● INPUT RECORDS:
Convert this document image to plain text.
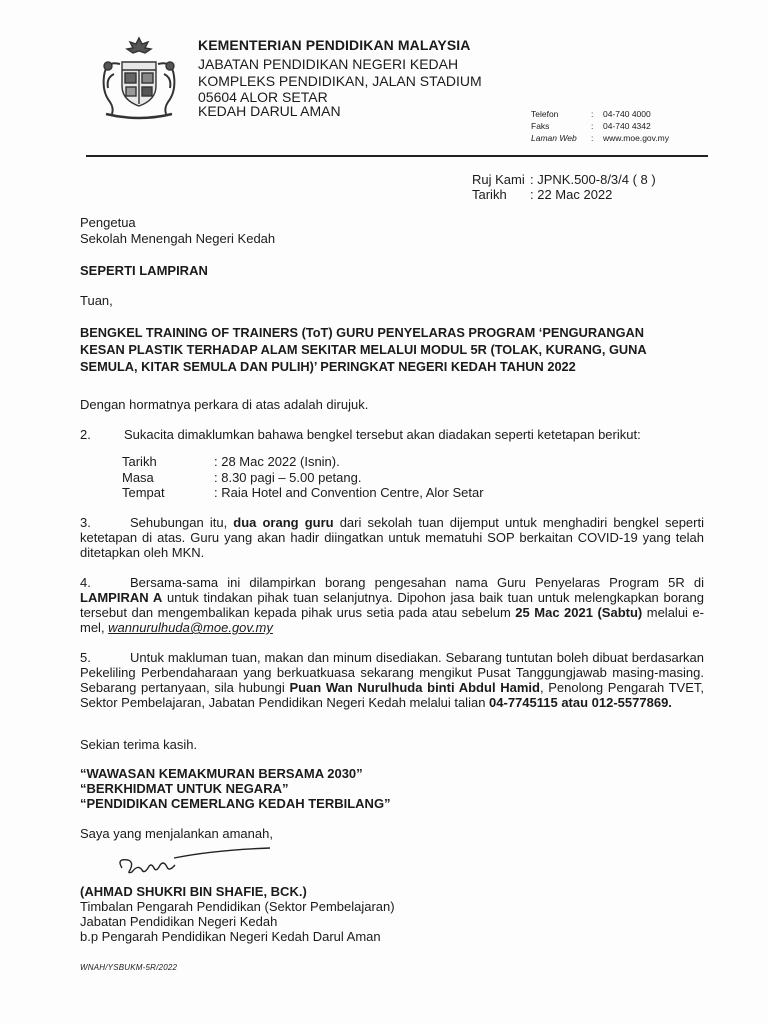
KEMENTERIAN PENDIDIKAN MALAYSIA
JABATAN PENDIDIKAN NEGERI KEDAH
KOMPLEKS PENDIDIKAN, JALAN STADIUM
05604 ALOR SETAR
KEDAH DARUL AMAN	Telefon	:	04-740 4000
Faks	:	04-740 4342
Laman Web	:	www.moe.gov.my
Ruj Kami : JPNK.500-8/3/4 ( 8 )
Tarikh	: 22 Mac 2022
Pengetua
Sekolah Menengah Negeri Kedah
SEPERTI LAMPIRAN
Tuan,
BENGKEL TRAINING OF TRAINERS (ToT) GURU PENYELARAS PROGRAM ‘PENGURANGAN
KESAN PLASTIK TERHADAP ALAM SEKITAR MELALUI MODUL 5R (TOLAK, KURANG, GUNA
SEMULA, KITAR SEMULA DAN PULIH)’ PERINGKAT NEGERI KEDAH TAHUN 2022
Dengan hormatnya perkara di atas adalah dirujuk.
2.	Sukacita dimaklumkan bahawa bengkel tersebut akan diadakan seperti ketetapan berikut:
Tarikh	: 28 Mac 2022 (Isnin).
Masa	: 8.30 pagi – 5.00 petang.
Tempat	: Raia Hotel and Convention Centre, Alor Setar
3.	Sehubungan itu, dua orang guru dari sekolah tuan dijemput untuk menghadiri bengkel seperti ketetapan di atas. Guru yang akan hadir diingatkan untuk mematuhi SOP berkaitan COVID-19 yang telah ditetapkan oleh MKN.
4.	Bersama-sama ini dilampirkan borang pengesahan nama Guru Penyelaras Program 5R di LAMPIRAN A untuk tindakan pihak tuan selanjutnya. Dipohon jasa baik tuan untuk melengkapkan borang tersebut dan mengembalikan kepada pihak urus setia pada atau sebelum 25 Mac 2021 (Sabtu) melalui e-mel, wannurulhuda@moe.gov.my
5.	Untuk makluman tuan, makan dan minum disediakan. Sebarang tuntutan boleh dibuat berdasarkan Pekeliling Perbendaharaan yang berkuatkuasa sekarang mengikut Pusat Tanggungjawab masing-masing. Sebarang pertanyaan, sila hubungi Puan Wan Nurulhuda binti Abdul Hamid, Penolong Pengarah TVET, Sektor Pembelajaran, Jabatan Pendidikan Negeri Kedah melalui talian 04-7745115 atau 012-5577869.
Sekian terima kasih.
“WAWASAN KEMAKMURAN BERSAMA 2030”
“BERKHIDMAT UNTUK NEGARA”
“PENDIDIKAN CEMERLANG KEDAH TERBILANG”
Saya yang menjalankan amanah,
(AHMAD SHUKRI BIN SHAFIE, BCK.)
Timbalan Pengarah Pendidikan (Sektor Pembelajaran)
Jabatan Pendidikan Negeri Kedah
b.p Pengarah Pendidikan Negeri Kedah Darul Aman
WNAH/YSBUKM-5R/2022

● WHAT THE TASK REQUIRES: Copy every line in the listing above where the string "ketetapan" turns up.

● RESULT OF THE EXERCISE:
2.	Sukacita dimaklumkan bahawa bengkel tersebut akan diadakan seperti ketetapan berikut:
3.	Sehubungan itu, dua orang guru dari sekolah tuan dijemput untuk menghadiri bengkel seperti ketetapan di atas. Guru yang akan hadir diingatkan untuk mematuhi SOP berkaitan COVID-19 yang telah ditetapkan oleh MKN.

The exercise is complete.